EXERCISE INSTRUCTIONS | Please extract the lines of the listing below word for word, starting at its first line and ending at the line that contains "equation-1 [64,716,614,734]".

─── GIVEN DATA

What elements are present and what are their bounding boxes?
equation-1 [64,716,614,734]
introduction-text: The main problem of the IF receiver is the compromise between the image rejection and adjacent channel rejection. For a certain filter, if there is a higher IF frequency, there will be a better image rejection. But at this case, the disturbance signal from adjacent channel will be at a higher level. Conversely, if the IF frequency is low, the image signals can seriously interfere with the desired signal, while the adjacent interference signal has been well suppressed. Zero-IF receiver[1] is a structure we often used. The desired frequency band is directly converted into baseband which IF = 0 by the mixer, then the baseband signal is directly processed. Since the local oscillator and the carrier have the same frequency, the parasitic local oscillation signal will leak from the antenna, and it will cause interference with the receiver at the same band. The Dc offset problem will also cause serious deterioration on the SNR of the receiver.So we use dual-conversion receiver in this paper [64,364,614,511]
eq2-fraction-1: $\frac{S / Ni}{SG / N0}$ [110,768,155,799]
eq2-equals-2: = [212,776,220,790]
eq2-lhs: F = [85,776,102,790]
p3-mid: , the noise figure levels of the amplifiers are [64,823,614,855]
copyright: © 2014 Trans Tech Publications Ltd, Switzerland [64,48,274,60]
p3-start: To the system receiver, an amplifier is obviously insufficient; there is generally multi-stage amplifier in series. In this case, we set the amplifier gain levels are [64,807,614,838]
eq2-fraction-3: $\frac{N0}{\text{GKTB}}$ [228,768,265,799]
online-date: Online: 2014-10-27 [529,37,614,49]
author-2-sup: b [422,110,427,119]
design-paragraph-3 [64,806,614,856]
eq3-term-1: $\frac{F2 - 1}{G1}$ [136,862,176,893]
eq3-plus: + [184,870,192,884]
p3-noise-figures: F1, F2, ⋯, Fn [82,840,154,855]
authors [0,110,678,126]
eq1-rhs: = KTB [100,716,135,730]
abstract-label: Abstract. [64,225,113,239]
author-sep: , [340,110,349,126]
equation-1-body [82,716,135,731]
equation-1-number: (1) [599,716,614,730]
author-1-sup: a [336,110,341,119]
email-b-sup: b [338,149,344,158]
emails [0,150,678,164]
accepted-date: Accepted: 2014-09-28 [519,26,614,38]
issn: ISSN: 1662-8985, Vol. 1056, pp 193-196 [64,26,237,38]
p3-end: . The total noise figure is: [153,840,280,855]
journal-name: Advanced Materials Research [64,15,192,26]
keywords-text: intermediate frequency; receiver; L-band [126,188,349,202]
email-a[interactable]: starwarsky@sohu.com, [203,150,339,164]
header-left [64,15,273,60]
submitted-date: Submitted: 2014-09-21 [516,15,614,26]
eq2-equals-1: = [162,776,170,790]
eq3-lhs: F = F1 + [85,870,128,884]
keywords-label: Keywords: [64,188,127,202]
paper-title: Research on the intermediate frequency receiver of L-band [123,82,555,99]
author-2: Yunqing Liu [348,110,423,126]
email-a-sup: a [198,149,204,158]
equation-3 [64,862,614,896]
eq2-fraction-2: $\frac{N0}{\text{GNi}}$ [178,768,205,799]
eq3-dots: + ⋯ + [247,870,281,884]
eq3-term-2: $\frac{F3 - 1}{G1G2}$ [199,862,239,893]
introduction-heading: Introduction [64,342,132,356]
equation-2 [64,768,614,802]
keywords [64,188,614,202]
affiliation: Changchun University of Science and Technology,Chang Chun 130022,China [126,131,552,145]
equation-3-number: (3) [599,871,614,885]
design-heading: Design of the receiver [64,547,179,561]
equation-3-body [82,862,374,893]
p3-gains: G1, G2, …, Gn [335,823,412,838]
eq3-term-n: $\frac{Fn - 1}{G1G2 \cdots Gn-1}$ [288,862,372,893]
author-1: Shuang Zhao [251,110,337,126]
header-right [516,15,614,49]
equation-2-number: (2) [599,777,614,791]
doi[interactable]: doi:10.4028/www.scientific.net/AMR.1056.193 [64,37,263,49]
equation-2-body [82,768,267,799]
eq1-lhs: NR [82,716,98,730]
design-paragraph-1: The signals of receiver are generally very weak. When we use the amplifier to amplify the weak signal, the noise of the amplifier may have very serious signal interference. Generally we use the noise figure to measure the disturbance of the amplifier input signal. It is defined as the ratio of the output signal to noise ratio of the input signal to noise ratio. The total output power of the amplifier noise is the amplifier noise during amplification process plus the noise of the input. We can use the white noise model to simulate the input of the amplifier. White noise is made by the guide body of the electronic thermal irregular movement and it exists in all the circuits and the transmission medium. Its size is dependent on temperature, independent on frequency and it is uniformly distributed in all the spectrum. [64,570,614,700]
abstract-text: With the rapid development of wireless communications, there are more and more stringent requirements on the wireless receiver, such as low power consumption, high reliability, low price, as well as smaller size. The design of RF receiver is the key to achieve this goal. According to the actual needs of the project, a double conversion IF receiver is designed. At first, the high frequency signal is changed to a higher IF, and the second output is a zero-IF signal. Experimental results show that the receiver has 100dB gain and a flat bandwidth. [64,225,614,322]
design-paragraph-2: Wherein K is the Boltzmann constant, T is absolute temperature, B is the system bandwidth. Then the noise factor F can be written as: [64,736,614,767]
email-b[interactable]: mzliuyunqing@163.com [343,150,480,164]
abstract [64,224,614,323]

──────

RIGHT ANSWER |
What elements are present and what are their bounding boxes?
equation-1 [64,716,614,734]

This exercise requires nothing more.